Stated exercise. Copy out each line that has "through" in it.
— Start of Stored records —
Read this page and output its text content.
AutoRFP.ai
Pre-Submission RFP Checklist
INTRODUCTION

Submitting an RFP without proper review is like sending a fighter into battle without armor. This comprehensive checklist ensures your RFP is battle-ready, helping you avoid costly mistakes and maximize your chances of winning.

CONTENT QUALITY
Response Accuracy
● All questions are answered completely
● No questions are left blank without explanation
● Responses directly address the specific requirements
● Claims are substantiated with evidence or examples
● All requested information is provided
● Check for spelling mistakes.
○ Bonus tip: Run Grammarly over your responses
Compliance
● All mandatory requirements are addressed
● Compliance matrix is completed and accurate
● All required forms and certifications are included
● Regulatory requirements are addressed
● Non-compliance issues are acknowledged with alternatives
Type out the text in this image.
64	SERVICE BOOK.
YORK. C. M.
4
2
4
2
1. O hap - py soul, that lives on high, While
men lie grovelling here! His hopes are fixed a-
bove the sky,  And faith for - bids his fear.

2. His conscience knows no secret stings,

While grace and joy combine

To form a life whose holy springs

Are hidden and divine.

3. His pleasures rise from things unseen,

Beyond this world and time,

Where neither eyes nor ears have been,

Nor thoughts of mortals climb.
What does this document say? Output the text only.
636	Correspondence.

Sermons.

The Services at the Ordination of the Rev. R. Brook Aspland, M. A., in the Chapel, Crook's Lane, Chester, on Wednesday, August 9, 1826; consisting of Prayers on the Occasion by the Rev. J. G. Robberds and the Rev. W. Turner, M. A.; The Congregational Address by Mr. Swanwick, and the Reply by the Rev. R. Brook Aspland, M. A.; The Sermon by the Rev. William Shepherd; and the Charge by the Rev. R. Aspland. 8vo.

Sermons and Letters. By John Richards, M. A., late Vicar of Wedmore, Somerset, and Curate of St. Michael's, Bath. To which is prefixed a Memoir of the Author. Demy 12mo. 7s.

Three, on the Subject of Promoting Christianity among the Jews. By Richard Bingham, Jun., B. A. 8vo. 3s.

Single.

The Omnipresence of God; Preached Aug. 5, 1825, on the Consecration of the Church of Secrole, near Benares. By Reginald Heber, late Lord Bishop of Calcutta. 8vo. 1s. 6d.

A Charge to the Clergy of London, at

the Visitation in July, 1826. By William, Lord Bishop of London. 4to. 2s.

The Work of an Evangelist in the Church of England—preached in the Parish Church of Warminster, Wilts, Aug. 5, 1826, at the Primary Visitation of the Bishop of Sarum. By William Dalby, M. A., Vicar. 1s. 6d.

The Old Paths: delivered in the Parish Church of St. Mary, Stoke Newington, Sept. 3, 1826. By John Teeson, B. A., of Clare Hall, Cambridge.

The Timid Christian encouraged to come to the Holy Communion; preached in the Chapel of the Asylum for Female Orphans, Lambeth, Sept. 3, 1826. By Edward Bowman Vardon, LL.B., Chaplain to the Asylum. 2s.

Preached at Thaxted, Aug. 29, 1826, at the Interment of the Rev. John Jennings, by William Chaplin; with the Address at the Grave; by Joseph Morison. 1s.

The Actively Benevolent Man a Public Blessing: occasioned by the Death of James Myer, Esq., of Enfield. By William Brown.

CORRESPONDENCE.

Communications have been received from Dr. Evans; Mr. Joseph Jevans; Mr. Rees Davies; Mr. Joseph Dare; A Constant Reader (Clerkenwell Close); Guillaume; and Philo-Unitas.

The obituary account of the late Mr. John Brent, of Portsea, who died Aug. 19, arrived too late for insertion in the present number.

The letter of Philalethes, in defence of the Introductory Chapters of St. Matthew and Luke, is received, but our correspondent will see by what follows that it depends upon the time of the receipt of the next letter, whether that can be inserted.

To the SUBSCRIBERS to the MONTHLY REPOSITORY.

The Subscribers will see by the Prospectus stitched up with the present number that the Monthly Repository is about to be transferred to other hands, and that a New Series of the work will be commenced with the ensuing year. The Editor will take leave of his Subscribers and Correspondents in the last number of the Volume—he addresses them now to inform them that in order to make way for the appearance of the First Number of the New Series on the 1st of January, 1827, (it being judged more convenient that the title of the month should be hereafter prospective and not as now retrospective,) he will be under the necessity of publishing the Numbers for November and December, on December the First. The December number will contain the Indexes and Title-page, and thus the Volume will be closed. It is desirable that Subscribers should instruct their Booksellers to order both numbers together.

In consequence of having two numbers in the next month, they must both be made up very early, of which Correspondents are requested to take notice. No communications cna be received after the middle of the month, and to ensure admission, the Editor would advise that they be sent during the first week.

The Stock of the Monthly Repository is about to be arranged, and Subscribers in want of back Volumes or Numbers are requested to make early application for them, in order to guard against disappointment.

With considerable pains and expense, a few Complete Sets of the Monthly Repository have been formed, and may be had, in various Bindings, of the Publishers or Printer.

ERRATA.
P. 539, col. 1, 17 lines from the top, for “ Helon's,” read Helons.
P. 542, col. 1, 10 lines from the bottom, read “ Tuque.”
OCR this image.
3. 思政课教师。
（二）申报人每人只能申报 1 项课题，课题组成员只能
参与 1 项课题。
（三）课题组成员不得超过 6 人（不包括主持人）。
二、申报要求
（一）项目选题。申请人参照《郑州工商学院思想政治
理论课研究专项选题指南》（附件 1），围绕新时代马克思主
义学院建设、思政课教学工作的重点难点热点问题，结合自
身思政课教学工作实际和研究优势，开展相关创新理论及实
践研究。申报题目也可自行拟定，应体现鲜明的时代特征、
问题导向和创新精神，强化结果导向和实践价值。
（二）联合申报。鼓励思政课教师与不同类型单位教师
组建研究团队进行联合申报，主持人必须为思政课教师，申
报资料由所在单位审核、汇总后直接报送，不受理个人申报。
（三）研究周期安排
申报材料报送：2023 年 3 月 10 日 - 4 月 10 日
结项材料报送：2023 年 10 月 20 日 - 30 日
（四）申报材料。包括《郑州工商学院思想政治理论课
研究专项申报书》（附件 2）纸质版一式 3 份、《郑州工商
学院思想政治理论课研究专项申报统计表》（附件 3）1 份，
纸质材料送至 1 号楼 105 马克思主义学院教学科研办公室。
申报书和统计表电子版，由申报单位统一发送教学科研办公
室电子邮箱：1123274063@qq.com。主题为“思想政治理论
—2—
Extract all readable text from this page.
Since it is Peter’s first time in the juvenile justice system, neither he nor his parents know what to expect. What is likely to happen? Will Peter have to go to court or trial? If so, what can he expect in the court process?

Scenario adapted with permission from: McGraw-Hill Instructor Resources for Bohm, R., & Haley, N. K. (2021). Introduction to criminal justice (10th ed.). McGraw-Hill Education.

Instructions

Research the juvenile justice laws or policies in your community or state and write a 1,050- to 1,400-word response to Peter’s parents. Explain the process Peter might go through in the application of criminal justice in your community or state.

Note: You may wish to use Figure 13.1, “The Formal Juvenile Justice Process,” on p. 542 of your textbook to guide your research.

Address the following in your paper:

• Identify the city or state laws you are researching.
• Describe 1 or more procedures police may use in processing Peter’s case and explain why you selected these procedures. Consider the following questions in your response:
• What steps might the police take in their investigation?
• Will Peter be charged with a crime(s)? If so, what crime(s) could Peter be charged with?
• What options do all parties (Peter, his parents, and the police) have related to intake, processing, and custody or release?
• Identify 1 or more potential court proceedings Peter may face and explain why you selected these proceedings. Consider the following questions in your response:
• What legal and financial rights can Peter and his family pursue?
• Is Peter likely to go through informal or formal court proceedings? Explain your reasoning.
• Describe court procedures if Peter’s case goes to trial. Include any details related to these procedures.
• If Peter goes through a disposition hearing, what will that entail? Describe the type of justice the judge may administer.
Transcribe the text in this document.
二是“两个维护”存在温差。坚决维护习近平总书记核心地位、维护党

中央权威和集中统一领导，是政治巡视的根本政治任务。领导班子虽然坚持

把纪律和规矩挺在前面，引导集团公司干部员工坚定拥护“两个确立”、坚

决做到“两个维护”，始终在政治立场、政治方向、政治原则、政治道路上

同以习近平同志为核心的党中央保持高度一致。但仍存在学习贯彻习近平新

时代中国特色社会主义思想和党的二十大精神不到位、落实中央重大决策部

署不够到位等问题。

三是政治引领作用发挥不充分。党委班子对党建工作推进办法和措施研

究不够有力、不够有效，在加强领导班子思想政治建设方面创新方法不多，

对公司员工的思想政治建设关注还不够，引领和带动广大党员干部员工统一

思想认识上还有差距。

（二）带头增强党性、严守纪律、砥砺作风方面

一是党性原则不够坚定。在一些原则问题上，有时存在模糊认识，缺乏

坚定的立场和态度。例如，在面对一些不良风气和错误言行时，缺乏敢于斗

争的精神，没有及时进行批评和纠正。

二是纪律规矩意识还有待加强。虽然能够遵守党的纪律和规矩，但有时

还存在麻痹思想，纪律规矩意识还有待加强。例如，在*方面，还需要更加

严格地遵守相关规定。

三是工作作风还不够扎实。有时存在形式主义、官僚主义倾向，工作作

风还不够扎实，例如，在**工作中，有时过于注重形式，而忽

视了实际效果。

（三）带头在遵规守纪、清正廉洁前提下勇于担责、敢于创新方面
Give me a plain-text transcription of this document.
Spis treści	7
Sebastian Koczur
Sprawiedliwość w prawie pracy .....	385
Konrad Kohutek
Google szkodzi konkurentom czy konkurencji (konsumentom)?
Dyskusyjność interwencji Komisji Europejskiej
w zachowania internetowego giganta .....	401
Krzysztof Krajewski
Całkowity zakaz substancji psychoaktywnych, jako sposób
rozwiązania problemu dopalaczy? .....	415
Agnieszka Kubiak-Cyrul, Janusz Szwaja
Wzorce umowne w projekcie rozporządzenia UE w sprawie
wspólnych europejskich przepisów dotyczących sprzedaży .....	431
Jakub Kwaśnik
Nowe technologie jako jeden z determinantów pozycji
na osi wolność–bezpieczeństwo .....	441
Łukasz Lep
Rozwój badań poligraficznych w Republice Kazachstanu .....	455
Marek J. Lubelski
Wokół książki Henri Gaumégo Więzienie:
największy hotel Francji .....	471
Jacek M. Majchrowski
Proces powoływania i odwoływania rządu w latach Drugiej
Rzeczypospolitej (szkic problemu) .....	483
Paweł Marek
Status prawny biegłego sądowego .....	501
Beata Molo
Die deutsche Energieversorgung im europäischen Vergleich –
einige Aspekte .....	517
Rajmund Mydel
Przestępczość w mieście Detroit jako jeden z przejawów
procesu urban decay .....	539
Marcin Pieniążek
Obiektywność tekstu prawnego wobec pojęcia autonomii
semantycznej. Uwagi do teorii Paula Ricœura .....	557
— End of Stored records —
Written solution.
Research the juvenile justice laws or policies in your community or state and write a 1,050- to 1,400-word response to Peter’s parents. Explain the process Peter might go through in the application of criminal justice in your community or state.
• Is Peter likely to go through informal or formal court proceedings? Explain your reasoning.
• If Peter goes through a disposition hearing, what will that entail? Describe the type of justice the judge may administer.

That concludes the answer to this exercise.